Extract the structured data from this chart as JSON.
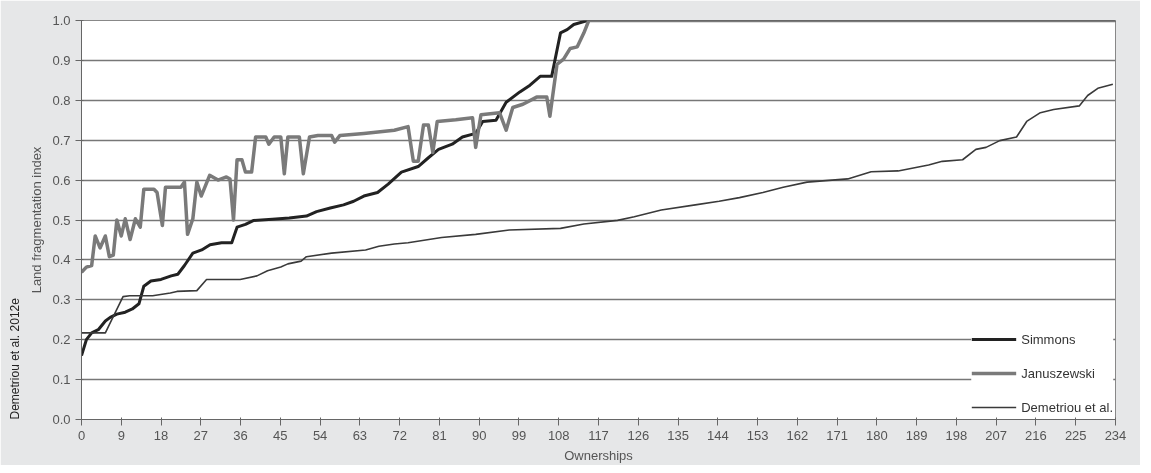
{
  "chart_data": {
    "type": "line",
    "xlabel": "Ownerships",
    "ylabel": "Land fragmentation index",
    "annotations": [
      "Demetriou et al. 2012e"
    ],
    "xlim": [
      0,
      234
    ],
    "xticks": [
      0,
      9,
      18,
      27,
      36,
      45,
      54,
      63,
      72,
      81,
      90,
      99,
      108,
      117,
      126,
      135,
      144,
      153,
      162,
      171,
      180,
      189,
      198,
      207,
      216,
      225,
      234
    ],
    "ylim": [
      0,
      1
    ],
    "yticks": [
      {
        "value": 0,
        "label": "0.0"
      },
      0.1,
      0.2,
      0.3,
      0.4,
      0.5,
      0.6,
      0.7,
      0.8,
      0.9,
      {
        "value": 1,
        "label": "1.0"
      }
    ],
    "grid": "y",
    "legend": "bottom right",
    "marker": "none",
    "line_style": "solid",
    "series": [
      {
        "name": "Simmons",
        "color": "#222222",
        "x": [
          0,
          1.1,
          2.3,
          3.8,
          5.4,
          6.5,
          8,
          9.9,
          11.5,
          13,
          14.1,
          15.7,
          18,
          20.3,
          21.8,
          23.3,
          25.2,
          27.2,
          29.1,
          31.7,
          34,
          35.2,
          37.1,
          39,
          43.2,
          47,
          50.9,
          53.2,
          56.3,
          59.3,
          61.6,
          63.9,
          67,
          69.4,
          72.4,
          76.2,
          78.5,
          80.8,
          83.9,
          86.2,
          89.2,
          90.8,
          93.8,
          96.1,
          99.2,
          101.5,
          103.8,
          106.4,
          108.4,
          109.9,
          111.4,
          114.5,
          234
        ],
        "values": [
          0.16,
          0.2,
          0.217,
          0.225,
          0.247,
          0.256,
          0.264,
          0.269,
          0.277,
          0.29,
          0.334,
          0.347,
          0.351,
          0.36,
          0.364,
          0.386,
          0.417,
          0.425,
          0.438,
          0.443,
          0.443,
          0.482,
          0.489,
          0.499,
          0.502,
          0.505,
          0.51,
          0.521,
          0.53,
          0.538,
          0.547,
          0.56,
          0.569,
          0.59,
          0.62,
          0.634,
          0.656,
          0.677,
          0.69,
          0.708,
          0.717,
          0.747,
          0.75,
          0.795,
          0.821,
          0.838,
          0.86,
          0.86,
          0.969,
          0.977,
          0.99,
          1.0,
          1.0
        ]
      },
      {
        "name": "Januszewski",
        "color": "#7a7a7a",
        "x": [
          0,
          1.1,
          2.3,
          3.1,
          4.2,
          5.4,
          6.3,
          7.2,
          8,
          9,
          9.9,
          11,
          12.2,
          13.3,
          14.1,
          16.4,
          17.1,
          18.3,
          19,
          22.5,
          23.3,
          24,
          25.2,
          26.1,
          27.1,
          29,
          30.9,
          32.8,
          33.6,
          34.4,
          35.2,
          36.3,
          37.1,
          38.5,
          39.4,
          41.7,
          42.4,
          43.6,
          45.1,
          45.9,
          46.7,
          49.3,
          50.2,
          51.6,
          53.5,
          56.6,
          57.3,
          58.5,
          63.9,
          70.8,
          73.9,
          75.1,
          76.2,
          77.4,
          78.5,
          79.5,
          80.5,
          84.7,
          88.5,
          89.2,
          90.4,
          94.6,
          96.1,
          97.6,
          99.9,
          103,
          105.3,
          106,
          107.6,
          109.1,
          110.6,
          112.2,
          113.7,
          114.8,
          234
        ],
        "values": [
          0.369,
          0.382,
          0.386,
          0.46,
          0.43,
          0.46,
          0.408,
          0.412,
          0.5,
          0.46,
          0.503,
          0.451,
          0.503,
          0.482,
          0.577,
          0.577,
          0.569,
          0.486,
          0.582,
          0.582,
          0.595,
          0.464,
          0.503,
          0.595,
          0.56,
          0.612,
          0.6,
          0.608,
          0.603,
          0.5,
          0.651,
          0.651,
          0.62,
          0.62,
          0.708,
          0.708,
          0.69,
          0.708,
          0.708,
          0.616,
          0.708,
          0.708,
          0.616,
          0.708,
          0.712,
          0.712,
          0.695,
          0.712,
          0.717,
          0.725,
          0.734,
          0.647,
          0.647,
          0.738,
          0.738,
          0.669,
          0.747,
          0.751,
          0.756,
          0.682,
          0.764,
          0.769,
          0.725,
          0.782,
          0.79,
          0.808,
          0.808,
          0.76,
          0.89,
          0.903,
          0.93,
          0.934,
          0.969,
          1.0,
          1.0
        ]
      },
      {
        "name": "Demetriou et al.",
        "color": "#3a3a3a",
        "x": [
          0,
          5.4,
          6.3,
          9.4,
          10.9,
          16.1,
          20.1,
          21.6,
          26.1,
          28.3,
          30.6,
          35.9,
          39.7,
          42.1,
          45.1,
          46.7,
          49.7,
          50.9,
          56.6,
          64.3,
          67.3,
          70.8,
          73.9,
          81.5,
          89.2,
          96.8,
          108.4,
          113.7,
          121.3,
          125.1,
          131.2,
          138.9,
          144.3,
          148.9,
          154.2,
          158.8,
          164.2,
          173.4,
          178.7,
          184.8,
          191.7,
          194.8,
          199.4,
          202.4,
          204.7,
          207.8,
          211.6,
          213.9,
          217,
          220,
          225.8,
          227.7,
          230,
          233.4
        ],
        "values": [
          0.217,
          0.217,
          0.238,
          0.308,
          0.31,
          0.31,
          0.317,
          0.321,
          0.323,
          0.351,
          0.351,
          0.351,
          0.36,
          0.373,
          0.382,
          0.39,
          0.397,
          0.408,
          0.417,
          0.425,
          0.434,
          0.44,
          0.443,
          0.456,
          0.464,
          0.475,
          0.479,
          0.49,
          0.499,
          0.508,
          0.525,
          0.538,
          0.547,
          0.556,
          0.569,
          0.582,
          0.595,
          0.603,
          0.621,
          0.623,
          0.638,
          0.647,
          0.651,
          0.677,
          0.682,
          0.699,
          0.708,
          0.747,
          0.769,
          0.777,
          0.786,
          0.812,
          0.83,
          0.84
        ]
      }
    ]
  }
}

--------------------

From the data above, copy each line that holds "Demetriou".

      "Demetriou et al. 2012e"
        "name": "Demetriou et al.",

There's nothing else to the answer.